— START Provided data —

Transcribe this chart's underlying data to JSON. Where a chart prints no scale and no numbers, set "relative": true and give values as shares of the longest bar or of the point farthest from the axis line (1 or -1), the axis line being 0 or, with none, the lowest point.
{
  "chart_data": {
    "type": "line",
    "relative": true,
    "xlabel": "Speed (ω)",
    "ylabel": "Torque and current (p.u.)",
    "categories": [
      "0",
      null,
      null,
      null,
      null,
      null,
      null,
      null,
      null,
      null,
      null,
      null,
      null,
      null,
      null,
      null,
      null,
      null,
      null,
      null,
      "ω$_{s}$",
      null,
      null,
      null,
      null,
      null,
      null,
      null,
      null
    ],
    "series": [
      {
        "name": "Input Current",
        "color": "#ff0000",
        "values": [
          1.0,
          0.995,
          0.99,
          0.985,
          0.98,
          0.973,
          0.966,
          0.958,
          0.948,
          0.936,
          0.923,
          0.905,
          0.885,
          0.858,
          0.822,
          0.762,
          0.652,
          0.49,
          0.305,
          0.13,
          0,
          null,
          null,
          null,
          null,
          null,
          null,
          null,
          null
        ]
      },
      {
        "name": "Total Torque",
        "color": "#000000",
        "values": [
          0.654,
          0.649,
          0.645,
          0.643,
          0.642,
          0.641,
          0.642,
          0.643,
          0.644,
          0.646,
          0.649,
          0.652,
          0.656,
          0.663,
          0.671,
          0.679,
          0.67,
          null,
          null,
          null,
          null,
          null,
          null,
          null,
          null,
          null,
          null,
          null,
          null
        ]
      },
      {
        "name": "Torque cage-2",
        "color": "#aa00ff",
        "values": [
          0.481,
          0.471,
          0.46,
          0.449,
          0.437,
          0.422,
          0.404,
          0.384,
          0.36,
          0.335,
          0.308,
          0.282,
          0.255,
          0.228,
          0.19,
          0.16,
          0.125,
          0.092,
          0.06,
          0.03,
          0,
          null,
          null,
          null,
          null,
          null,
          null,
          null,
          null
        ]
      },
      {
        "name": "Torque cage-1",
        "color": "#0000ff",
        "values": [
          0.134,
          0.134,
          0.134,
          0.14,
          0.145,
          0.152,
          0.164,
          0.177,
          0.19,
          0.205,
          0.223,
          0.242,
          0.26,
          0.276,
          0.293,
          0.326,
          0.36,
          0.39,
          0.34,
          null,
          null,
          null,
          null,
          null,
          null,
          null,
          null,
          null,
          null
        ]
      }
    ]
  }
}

— END Provided data —

Identify the lines in the entries that hold "true" and return each one.

Transcribe this chart's underlying data to JSON. Where a chart prints no scale and no numbers, set "relative": true and give values as shares of the longest bar or of the point farthest from the axis line (1 or -1), the axis line being 0 or, with none, the lowest point.
    "relative": true,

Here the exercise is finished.